**Selection**
* * * * * * *
How to Draft an Operating Agreement
Are you looking to create an LLC operating agreement? What exactly is an operating agreement and how do you know if your LLC needs one? These are all questions I am going to answer in this post! I’ve seen some mistakes made by people in the past on what they do and do not include in their operating agreements, so make sure to read through to get my top 6 recommendations on how to draft an operating agreement.
Operating agreements can be confusing, especially when you are trying to create one for your own business for the first time. If you’re new to owning a business and looking to draft an operating agreement, this post will tell you exactly what you need to know. These are my top 6 recommendations on how to draft an operating agreement for your LLC!
Disclaimer
What kind of attorney would I be if this didn’t have a disclaimer? I’m a licensed attorney and I practice in Utah and Idaho. I am not your attorney. This is not official legal advice. If you have any questions, please consult with a legal professional in your jurisdiction.
How to Draft an Operating Agreement
Operating Agreement Recommendation #1: Understand that an operating agreement is the internal rules for running your business.
One of the most important things you want to make sure your LLC does is in fact limit your liability. Your LLC acts as a fence that separates your business money and assets from your personal money and assets. The whole purpose of an LLC is to protect you if something goes wrong with your business.
* * * * * * *
**Data provided**
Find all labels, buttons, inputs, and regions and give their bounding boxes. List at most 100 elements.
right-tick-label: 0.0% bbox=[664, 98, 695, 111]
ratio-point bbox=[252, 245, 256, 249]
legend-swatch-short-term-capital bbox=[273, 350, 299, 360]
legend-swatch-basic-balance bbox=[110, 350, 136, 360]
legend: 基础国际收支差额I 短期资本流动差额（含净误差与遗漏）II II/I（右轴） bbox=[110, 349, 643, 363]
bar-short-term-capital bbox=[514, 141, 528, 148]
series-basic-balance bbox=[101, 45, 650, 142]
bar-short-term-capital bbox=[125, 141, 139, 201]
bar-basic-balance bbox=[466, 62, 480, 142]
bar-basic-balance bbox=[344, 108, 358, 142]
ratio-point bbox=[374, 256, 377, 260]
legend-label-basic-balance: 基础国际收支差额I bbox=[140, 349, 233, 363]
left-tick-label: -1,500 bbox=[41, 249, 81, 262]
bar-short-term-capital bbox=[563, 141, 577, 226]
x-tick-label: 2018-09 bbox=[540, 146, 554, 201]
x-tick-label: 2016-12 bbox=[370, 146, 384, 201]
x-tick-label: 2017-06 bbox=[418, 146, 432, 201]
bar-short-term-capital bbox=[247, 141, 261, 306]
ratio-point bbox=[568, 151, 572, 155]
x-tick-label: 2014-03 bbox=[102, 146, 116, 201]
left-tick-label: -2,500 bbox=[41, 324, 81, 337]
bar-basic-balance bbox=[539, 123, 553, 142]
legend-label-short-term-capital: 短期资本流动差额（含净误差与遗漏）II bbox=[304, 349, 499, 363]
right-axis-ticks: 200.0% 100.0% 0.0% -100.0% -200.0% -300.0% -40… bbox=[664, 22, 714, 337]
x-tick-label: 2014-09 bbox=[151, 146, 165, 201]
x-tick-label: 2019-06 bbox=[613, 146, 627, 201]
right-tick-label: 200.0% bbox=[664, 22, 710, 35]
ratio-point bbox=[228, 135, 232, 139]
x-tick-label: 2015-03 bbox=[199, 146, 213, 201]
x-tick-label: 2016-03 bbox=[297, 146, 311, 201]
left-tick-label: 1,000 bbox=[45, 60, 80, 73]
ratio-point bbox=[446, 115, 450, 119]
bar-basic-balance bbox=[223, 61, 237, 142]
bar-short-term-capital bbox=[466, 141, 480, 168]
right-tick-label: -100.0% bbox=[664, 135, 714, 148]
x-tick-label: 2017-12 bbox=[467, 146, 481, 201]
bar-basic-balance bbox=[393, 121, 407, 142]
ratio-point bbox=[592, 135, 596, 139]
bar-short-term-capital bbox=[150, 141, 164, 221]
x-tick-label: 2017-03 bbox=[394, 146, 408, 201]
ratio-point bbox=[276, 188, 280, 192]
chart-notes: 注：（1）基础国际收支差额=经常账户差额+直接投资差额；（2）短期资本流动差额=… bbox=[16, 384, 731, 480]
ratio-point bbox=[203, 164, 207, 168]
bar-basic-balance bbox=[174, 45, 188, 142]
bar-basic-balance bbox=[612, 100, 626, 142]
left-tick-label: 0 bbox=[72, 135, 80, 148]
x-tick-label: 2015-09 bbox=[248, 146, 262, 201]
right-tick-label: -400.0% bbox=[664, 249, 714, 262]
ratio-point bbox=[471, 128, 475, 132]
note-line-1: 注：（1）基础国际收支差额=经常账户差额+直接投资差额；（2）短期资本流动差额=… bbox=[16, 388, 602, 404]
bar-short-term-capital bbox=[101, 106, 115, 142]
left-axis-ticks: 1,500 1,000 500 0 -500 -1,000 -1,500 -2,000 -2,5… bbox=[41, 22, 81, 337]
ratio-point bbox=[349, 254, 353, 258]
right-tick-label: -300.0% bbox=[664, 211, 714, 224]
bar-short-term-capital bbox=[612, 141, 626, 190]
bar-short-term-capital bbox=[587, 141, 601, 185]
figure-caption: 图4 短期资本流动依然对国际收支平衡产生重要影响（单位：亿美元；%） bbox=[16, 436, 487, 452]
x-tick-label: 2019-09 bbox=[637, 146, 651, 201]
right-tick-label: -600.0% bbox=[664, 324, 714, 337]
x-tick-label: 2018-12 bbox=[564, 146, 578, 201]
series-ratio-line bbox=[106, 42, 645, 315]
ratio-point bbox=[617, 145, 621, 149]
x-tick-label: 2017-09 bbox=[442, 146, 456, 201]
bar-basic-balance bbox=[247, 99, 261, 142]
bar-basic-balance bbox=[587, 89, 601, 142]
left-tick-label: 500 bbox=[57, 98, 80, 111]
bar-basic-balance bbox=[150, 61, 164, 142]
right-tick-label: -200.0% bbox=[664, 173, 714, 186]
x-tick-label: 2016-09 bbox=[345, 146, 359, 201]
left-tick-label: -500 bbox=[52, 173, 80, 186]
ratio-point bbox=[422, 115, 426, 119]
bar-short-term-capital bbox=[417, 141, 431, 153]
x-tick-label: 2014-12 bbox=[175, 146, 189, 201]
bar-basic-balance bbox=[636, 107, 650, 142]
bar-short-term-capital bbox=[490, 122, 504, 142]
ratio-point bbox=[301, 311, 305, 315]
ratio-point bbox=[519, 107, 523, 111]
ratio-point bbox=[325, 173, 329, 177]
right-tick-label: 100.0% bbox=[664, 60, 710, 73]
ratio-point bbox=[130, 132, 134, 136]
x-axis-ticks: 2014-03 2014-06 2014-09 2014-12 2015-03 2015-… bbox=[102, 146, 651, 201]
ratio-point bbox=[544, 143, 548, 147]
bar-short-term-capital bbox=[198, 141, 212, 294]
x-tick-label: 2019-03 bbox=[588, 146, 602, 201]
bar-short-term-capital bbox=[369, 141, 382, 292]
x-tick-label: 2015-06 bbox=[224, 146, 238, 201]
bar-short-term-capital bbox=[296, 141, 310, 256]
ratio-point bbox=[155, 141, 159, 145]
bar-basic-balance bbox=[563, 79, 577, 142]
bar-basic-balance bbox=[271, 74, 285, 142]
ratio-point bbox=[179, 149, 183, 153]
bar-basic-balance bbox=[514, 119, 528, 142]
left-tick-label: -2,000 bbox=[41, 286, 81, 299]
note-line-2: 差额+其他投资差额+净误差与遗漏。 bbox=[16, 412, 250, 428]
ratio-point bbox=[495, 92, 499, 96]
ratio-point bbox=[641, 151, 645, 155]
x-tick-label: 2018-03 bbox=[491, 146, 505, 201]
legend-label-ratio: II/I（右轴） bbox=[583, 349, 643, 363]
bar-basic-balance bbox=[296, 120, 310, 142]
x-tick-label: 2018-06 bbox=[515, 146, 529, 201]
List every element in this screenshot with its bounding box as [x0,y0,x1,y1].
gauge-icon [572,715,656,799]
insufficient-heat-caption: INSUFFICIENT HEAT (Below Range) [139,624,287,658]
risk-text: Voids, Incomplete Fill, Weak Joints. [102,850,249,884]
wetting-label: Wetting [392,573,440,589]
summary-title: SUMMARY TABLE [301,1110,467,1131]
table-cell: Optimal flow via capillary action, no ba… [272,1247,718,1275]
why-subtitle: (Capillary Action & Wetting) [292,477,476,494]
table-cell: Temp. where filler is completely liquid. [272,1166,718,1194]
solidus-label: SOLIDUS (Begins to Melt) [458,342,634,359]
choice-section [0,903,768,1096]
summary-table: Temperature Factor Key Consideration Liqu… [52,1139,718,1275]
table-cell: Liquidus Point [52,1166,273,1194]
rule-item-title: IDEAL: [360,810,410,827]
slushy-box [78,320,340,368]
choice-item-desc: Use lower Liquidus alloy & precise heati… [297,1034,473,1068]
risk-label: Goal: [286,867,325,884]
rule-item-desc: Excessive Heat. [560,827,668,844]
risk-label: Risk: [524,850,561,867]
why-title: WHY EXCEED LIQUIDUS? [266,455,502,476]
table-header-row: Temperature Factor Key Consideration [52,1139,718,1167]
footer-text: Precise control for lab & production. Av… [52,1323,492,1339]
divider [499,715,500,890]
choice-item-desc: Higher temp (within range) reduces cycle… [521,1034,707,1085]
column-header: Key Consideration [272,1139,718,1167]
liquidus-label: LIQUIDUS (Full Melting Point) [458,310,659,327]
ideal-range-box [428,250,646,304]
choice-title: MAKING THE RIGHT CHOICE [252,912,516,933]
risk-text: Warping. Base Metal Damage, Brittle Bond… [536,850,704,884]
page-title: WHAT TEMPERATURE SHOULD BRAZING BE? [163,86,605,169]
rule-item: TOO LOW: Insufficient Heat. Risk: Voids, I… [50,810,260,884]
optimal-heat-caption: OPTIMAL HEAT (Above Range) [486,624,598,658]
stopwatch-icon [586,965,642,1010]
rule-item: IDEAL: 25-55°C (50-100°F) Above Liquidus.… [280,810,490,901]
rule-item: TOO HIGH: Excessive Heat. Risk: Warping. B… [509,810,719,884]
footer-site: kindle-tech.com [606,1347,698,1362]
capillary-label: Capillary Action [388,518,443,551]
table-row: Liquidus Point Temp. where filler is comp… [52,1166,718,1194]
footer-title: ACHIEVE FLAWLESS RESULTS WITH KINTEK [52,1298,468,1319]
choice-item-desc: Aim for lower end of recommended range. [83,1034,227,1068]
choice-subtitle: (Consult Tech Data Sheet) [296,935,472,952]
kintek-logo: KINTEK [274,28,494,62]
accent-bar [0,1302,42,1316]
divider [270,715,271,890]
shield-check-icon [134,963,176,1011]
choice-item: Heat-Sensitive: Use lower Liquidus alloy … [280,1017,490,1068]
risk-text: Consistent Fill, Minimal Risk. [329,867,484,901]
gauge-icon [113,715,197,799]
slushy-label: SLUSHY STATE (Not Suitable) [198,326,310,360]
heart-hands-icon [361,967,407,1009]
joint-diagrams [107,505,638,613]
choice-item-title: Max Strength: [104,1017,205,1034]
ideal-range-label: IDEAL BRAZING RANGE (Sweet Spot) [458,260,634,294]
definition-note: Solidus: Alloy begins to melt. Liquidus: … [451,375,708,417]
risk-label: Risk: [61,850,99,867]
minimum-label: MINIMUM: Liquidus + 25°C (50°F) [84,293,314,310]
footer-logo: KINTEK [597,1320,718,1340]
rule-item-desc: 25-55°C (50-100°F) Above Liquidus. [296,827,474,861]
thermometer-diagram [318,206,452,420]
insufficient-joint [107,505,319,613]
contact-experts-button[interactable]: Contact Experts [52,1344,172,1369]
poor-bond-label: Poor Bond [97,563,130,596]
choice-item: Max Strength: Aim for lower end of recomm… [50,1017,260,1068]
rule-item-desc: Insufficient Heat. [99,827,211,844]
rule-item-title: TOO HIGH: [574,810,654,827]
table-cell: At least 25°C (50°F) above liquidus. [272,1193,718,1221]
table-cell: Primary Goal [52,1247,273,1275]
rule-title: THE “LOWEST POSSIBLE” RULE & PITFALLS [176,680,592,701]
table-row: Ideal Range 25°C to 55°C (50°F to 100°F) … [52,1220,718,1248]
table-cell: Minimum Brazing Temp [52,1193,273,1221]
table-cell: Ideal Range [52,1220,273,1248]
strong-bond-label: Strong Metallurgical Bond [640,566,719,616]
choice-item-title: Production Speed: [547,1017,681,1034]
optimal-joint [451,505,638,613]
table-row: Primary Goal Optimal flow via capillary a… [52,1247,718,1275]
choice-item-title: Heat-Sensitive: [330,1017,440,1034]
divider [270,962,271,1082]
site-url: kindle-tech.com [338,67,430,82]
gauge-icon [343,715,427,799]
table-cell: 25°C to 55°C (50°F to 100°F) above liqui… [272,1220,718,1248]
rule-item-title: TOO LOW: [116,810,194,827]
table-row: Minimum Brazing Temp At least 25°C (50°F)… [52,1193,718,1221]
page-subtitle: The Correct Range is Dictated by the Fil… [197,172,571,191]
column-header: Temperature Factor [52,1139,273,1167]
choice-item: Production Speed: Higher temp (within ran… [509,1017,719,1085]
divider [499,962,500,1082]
* * * * * * *
**Set of tasks**
- A) In the operating agreement article, what does an LLC act as?
- B) Copy the passage of the operating agreement article between "Operating agreements can" and "for your LLC!", inclusive.

**Answers for the exercise**
- A) A fence that separates your business money and assets from your personal money and assets.

- B)
Operating agreements can be confusing, especially when you are trying to create one for your own business for the first time. If you’re new to owning a business and looking to draft an operating agreement, this post will tell you exactly what you need to know. These are my top 6 recommendations on how to draft an operating agreement for your LLC!